What to produce
Retype the data below without altering anything.

## Begin Data records

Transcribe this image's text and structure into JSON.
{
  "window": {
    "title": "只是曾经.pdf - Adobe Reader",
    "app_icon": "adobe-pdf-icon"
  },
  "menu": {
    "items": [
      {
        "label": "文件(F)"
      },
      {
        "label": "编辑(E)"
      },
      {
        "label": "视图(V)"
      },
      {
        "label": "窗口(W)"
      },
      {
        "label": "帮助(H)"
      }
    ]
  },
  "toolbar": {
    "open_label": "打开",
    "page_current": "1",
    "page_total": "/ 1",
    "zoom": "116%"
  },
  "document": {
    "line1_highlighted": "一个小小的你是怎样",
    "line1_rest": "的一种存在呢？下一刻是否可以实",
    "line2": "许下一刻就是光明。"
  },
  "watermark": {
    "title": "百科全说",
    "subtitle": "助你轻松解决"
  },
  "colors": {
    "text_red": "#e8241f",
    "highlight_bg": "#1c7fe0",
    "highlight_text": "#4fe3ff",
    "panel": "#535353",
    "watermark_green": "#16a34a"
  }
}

## End Data records

Correct response
Transcribe this image's text and structure into JSON.
{
  "window": {
    "title": "只是曾经.pdf - Adobe Reader",
    "app_icon": "adobe-pdf-icon"
  },
  "menu": {
    "items": [
      {
        "label": "文件(F)"
      },
      {
        "label": "编辑(E)"
      },
      {
        "label": "视图(V)"
      },
      {
        "label": "窗口(W)"
      },
      {
        "label": "帮助(H)"
      }
    ]
  },
  "toolbar": {
    "open_label": "打开",
    "page_current": "1",
    "page_total": "/ 1",
    "zoom": "116%"
  },
  "document": {
    "line1_highlighted": "一个小小的你是怎样",
    "line1_rest": "的一种存在呢？下一刻是否可以实",
    "line2": "许下一刻就是光明。"
  },
  "watermark": {
    "title": "百科全说",
    "subtitle": "助你轻松解决"
  },
  "colors": {
    "text_red": "#e8241f",
    "highlight_bg": "#1c7fe0",
    "highlight_text": "#4fe3ff",
    "panel": "#535353",
    "watermark_green": "#16a34a"
  }
}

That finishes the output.